Dataset records

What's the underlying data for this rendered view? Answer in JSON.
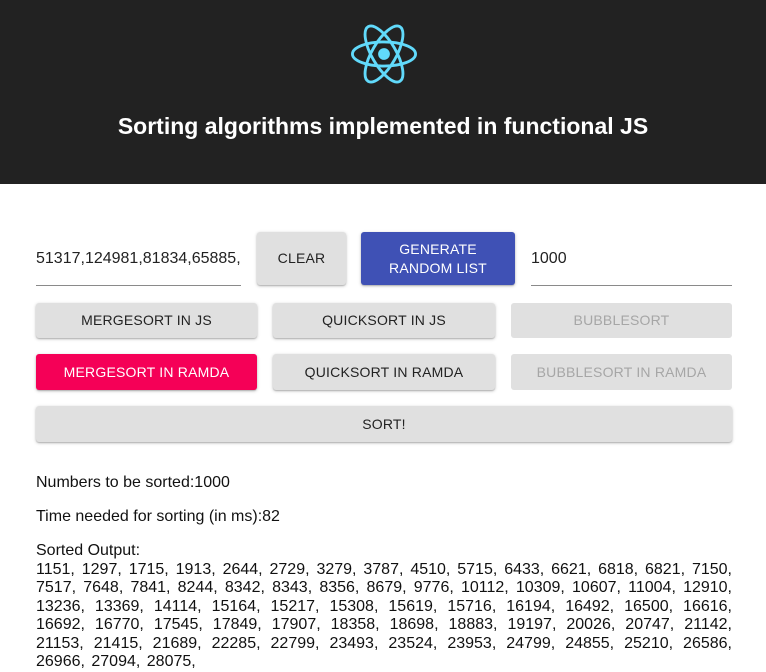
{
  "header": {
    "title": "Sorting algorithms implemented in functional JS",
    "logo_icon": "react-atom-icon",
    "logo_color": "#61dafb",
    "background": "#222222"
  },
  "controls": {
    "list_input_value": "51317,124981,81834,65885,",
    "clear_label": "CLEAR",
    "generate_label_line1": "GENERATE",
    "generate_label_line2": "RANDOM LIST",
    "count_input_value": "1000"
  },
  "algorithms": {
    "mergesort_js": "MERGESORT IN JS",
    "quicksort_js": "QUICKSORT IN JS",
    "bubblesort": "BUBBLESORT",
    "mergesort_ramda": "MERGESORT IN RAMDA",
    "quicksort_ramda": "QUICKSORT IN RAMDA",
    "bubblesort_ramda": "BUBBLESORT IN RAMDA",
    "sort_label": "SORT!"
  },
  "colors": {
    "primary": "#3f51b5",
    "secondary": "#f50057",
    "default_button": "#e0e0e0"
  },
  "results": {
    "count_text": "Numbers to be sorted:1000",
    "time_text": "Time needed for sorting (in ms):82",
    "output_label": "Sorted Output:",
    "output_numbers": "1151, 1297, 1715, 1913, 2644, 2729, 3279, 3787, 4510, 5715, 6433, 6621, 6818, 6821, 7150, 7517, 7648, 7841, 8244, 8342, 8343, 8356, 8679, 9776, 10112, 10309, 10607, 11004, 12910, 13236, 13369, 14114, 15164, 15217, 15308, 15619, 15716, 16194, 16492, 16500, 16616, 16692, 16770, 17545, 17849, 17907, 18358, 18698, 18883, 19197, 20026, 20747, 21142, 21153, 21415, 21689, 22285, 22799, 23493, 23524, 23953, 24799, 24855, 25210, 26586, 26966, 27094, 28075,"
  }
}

--

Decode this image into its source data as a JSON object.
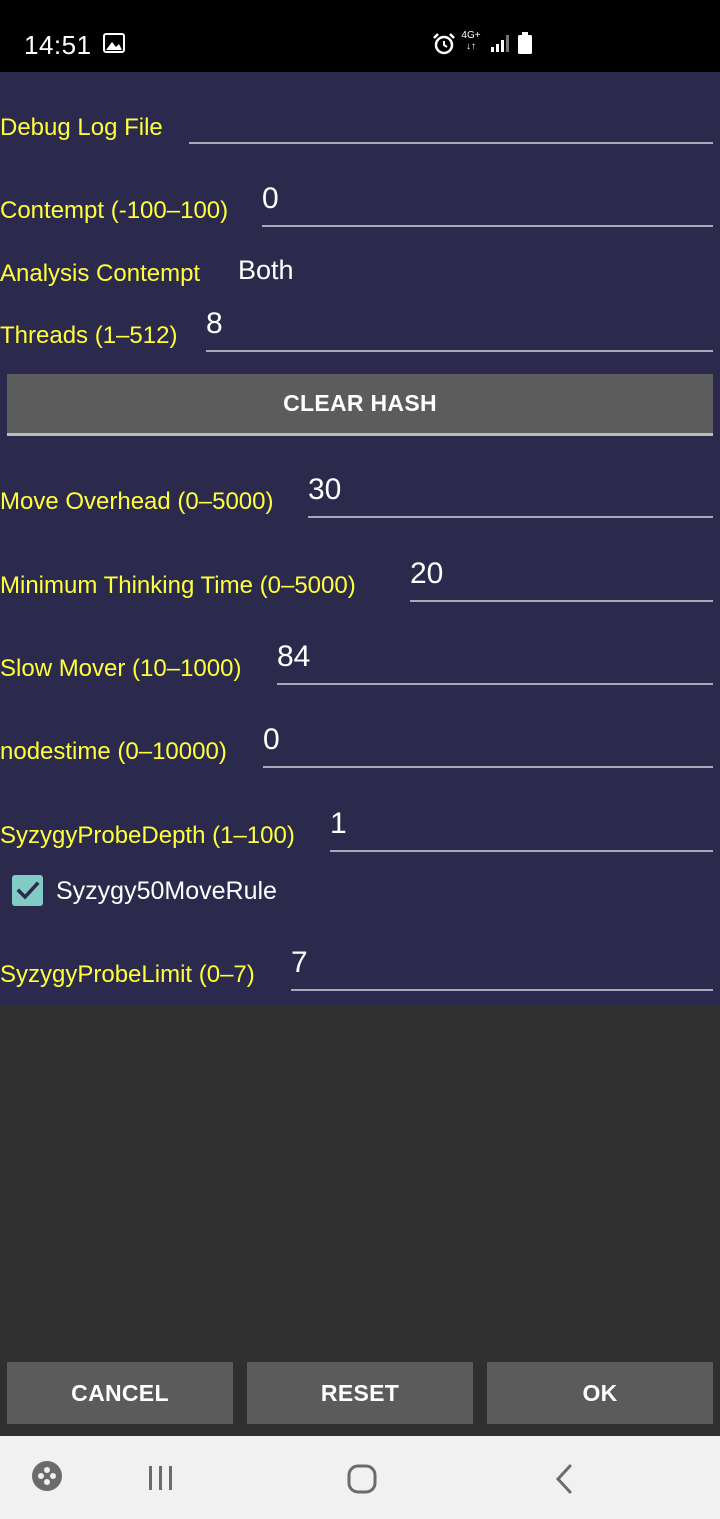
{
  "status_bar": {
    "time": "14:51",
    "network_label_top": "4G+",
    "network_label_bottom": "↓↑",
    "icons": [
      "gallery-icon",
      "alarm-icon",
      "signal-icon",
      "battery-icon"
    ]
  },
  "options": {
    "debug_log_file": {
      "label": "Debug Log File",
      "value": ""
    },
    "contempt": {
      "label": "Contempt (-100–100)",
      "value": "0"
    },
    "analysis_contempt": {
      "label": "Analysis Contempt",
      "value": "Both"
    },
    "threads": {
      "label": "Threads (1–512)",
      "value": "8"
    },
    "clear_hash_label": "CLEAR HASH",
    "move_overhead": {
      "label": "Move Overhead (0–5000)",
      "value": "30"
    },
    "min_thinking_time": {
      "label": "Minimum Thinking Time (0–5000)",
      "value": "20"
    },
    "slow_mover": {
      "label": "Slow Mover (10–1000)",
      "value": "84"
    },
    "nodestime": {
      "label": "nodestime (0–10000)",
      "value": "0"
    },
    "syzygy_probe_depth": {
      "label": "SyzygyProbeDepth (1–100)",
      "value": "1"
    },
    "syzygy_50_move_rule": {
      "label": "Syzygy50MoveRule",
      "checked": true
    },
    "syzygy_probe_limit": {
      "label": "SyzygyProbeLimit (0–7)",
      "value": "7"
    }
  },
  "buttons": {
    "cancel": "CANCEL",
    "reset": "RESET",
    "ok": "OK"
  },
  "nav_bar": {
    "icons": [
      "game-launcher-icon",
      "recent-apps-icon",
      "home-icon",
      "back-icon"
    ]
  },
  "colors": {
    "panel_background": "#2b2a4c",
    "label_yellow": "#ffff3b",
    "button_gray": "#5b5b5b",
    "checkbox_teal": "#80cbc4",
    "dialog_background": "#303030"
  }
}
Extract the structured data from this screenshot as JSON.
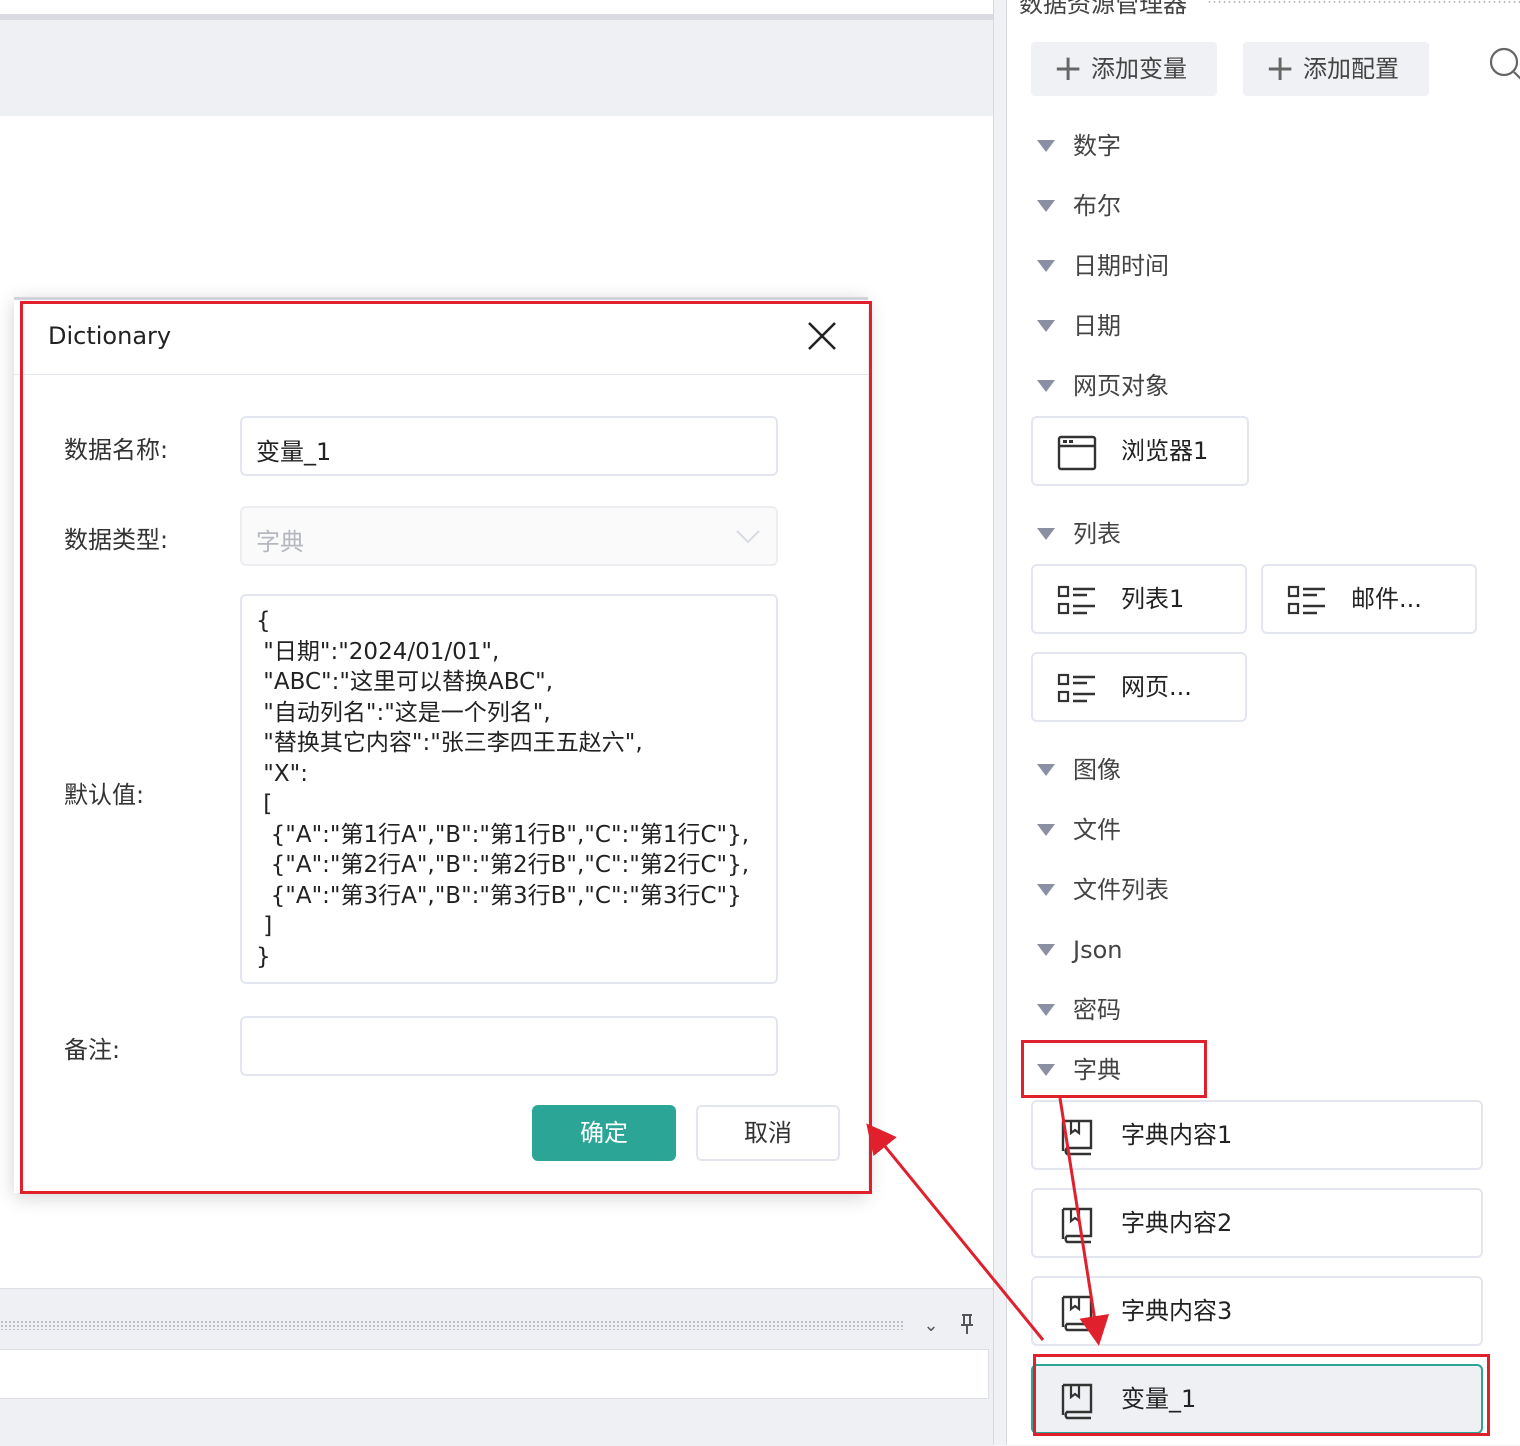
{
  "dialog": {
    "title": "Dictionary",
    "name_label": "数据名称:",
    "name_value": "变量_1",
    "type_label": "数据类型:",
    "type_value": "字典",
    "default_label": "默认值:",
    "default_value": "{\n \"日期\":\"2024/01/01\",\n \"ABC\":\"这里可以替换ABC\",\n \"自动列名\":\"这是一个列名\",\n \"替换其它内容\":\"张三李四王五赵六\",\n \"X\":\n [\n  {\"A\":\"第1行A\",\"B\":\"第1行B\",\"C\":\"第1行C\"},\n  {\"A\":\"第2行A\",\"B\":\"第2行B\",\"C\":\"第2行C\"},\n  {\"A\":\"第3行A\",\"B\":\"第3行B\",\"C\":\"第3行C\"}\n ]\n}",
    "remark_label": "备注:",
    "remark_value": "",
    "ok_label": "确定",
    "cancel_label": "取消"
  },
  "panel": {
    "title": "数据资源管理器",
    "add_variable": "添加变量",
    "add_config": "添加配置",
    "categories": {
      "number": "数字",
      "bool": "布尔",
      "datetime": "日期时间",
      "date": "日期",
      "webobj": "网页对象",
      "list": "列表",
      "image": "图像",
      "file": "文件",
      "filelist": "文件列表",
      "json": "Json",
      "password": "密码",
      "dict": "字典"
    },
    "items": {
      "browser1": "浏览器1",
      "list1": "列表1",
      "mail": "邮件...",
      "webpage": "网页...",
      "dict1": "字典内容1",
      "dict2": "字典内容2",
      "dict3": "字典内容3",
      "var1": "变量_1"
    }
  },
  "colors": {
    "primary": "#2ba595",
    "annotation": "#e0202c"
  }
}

## [Exercise requirements]
Take every line from the records above that has the word "MERGESORT" and copy it.

## [Answer to the exercise]
    "mergesort_js": "MERGESORT IN JS",
    "mergesort_ramda": "MERGESORT IN RAMDA",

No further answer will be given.